* START Passage given *

Analysis: Pay in schools and universities
Head teachers in England have often been likened to football club managers - mainly, their unions say - because they are at risk of being fired after poor school inspections or league table performances.
Both may handle their share of talented but challenging young people, but there the similarities may end.
Their salaries could not be further apart, but that does not stop eyebrows being raised when heads' pay creeps towards or above the £100,000 mark.
Panorama's review found that 385 teachers in England get paid more than £100,00 a year. Among those, 17 earn more than the prime minister (£142,500).
But then, there are about 20,000 schools in the country.
And good head teachers are held in such high esteem that many parents say they are "worth every penny".
This was the case this summer when it emerged that Mark Elms, a head teacher in Lewisham, south London, had earned a £200,000 pay package, although this included back-dated pay and a bonus for a special project.
According to the GMB union - which called the payment "outrageous" - 11 head teachers in London earn more than £150,000.
Prime minister's pay cap
As well as looking after the education and welfare of children, heads manage large teams of staff, multi-million pound budgets and large premises.
The Education Secretary Michael Gove has said their pay should be capped at the level of the prime minister's.
He had wanted that to be reflected in pay offers made to heads from this month but had to back-pedal after an outcry.
The issue will now be looked at by the School Teachers' Review Body (STRB), which advises ministers on pay.
The STRB and teaching unions had reacted angrily, saying there should be a consultation and warned that a cap could have the unintended consequence of pushing pay upwards.

* END Passage given *
* START Provided records *

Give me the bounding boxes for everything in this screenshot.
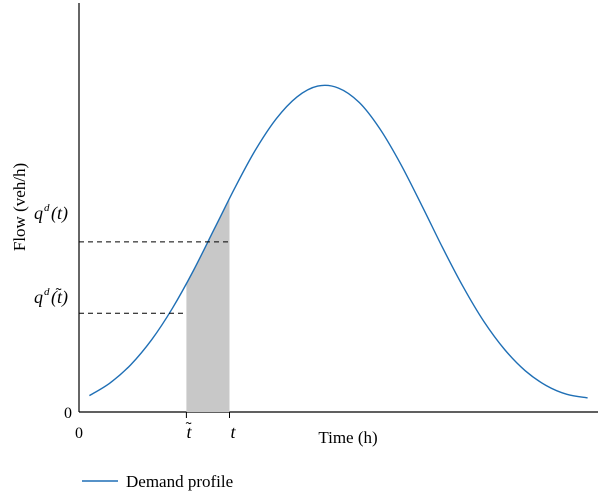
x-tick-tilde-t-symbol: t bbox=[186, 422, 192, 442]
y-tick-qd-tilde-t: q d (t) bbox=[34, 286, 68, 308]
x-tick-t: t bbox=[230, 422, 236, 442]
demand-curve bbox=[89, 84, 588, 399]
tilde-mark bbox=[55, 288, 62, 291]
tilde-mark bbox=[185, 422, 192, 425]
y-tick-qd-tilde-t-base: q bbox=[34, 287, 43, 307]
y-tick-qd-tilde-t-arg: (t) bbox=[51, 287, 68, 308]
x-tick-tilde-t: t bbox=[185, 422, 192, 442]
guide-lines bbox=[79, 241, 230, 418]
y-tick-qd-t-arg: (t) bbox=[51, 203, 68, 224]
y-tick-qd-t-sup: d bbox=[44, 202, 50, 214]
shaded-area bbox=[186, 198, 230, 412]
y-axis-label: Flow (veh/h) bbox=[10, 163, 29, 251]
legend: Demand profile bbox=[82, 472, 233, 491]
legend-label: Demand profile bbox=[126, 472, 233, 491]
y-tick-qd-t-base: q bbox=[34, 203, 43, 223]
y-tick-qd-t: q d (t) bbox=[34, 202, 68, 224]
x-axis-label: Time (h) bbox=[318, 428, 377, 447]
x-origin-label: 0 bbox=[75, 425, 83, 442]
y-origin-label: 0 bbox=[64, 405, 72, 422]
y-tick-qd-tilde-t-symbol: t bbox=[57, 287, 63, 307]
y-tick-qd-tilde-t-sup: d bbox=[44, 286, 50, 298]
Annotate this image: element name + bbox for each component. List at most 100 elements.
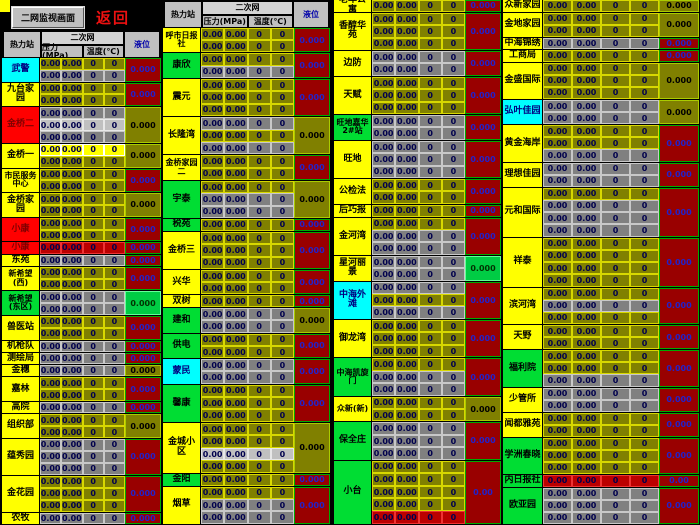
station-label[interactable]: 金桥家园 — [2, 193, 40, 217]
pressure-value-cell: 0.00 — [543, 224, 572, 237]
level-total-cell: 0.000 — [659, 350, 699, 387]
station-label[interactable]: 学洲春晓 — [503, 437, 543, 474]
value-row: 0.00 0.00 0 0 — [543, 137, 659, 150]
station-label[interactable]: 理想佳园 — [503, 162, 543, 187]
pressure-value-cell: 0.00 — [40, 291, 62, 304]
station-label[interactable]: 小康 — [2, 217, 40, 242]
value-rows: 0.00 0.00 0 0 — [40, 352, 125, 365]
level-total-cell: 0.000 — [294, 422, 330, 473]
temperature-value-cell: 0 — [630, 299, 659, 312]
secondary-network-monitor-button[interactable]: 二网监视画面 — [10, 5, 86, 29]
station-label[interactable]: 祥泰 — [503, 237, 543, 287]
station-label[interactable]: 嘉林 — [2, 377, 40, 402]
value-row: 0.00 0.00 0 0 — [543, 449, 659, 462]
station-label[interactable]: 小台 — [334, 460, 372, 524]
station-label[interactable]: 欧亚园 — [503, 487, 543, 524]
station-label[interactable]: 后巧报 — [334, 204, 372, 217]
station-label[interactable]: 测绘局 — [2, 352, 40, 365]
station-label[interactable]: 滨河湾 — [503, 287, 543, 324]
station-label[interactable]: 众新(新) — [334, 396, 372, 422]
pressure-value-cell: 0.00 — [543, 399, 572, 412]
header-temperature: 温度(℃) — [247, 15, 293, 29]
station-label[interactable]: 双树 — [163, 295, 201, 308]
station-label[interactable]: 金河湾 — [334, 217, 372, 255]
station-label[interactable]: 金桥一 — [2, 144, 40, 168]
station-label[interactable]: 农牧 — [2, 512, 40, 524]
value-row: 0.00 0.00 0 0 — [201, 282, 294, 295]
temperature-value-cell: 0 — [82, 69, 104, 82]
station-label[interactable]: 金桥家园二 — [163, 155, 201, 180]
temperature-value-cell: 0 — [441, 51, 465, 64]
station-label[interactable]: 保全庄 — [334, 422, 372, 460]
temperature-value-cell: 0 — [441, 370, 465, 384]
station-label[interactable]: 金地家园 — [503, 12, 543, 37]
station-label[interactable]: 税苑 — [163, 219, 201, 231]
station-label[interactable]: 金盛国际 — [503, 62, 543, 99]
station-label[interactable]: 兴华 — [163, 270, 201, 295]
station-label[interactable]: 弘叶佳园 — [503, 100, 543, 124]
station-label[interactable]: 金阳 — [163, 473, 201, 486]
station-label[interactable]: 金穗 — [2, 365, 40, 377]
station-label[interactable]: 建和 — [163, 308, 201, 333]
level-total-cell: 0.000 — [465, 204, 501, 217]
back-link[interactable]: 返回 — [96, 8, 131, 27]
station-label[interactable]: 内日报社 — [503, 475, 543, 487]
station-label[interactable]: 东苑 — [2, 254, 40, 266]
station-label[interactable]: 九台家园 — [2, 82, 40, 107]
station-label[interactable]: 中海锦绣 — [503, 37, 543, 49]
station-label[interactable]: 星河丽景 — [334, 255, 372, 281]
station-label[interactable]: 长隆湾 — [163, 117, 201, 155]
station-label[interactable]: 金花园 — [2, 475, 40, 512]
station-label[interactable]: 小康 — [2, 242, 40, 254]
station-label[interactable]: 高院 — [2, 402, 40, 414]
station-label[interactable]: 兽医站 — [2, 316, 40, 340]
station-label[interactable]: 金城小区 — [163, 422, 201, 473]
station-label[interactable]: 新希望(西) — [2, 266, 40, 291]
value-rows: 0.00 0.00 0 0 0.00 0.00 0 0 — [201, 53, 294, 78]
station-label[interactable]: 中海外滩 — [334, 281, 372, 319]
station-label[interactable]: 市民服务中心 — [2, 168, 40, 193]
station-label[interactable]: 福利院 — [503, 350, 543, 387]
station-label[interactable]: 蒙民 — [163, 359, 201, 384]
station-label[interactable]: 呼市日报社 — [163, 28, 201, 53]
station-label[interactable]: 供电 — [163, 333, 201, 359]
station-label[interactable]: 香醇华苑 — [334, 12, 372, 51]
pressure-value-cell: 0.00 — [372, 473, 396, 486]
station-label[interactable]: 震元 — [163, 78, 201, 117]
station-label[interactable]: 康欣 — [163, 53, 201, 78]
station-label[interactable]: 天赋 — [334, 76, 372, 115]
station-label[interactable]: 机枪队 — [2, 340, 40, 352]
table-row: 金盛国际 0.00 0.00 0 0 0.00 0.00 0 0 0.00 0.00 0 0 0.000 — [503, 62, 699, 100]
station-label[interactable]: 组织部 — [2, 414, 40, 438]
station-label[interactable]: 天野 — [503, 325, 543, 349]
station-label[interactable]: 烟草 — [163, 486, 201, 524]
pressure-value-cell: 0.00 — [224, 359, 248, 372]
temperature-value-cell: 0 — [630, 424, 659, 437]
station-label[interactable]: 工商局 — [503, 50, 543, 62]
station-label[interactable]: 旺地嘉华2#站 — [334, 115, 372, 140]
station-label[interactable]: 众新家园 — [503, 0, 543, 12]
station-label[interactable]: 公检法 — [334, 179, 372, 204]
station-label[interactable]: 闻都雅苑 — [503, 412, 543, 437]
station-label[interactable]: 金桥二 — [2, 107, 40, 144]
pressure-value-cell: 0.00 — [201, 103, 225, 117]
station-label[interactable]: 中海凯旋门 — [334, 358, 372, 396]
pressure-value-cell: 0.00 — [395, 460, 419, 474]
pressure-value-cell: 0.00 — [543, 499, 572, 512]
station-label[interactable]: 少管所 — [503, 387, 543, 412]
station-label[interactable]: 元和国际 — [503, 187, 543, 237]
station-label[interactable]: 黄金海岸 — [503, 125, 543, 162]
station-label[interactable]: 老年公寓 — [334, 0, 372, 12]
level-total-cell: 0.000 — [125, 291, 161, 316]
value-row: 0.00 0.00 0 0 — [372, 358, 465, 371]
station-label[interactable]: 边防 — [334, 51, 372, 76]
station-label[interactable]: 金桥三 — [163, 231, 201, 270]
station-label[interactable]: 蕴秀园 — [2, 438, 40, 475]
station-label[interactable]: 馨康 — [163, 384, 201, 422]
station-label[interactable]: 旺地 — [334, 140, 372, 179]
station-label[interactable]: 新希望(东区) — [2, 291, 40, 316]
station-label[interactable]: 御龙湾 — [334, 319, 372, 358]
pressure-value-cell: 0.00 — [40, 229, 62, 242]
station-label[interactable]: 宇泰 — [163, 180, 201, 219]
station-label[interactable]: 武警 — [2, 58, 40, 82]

* END Provided records *

• Task set
1) In the analysis of head teachers' pay, which body advises ministers on pay?
2) Shorten the paragraph of the analysis of head teachers' pay that begins "The STRB and teaching unions had reacted angrily" while keeping its main facts.
3) Print the part of the analysis of head teachers' pay that opens with the words "The Education Secretary" and closes with "after an outcry.".

• Answers per task
1) The School Teachers' Review Body (STRB).

2) The STRB and teaching unions responded angrily, calling for a consultation and warning that a cap could unintentionally push pay upward.

3)
The Education Secretary Michael Gove has said their pay should be capped at the level of the prime minister's.
He had wanted that to be reflected in pay offers made to heads from this month but had to back-pedal after an outcry.